▶ [GIVEN TASK] List, from the lines below, each one with "placeholder" in it.

━━━ DATA RECORDS ━━━

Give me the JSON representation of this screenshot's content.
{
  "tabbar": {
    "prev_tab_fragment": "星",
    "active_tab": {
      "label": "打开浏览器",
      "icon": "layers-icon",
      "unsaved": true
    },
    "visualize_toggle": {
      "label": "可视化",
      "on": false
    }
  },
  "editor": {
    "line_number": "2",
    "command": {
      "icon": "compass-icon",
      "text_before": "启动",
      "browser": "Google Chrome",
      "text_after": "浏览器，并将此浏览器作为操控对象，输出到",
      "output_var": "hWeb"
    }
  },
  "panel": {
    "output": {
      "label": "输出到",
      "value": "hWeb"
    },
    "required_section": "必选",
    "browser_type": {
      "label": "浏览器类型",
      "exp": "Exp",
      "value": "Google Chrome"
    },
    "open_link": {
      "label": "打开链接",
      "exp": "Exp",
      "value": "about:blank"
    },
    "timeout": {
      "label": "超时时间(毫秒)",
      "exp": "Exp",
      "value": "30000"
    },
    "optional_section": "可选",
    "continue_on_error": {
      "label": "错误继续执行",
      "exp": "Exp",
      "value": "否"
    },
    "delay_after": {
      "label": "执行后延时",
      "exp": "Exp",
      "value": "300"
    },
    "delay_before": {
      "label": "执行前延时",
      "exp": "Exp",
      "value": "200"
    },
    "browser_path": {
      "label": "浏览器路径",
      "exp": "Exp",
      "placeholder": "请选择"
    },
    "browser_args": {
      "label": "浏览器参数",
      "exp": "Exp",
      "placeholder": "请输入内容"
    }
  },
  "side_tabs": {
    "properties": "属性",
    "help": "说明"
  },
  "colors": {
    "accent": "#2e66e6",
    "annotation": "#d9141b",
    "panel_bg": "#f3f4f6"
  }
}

━━━

▶ [CORRECT RESPONSE]
      "placeholder": "请选择"
      "placeholder": "请输入内容"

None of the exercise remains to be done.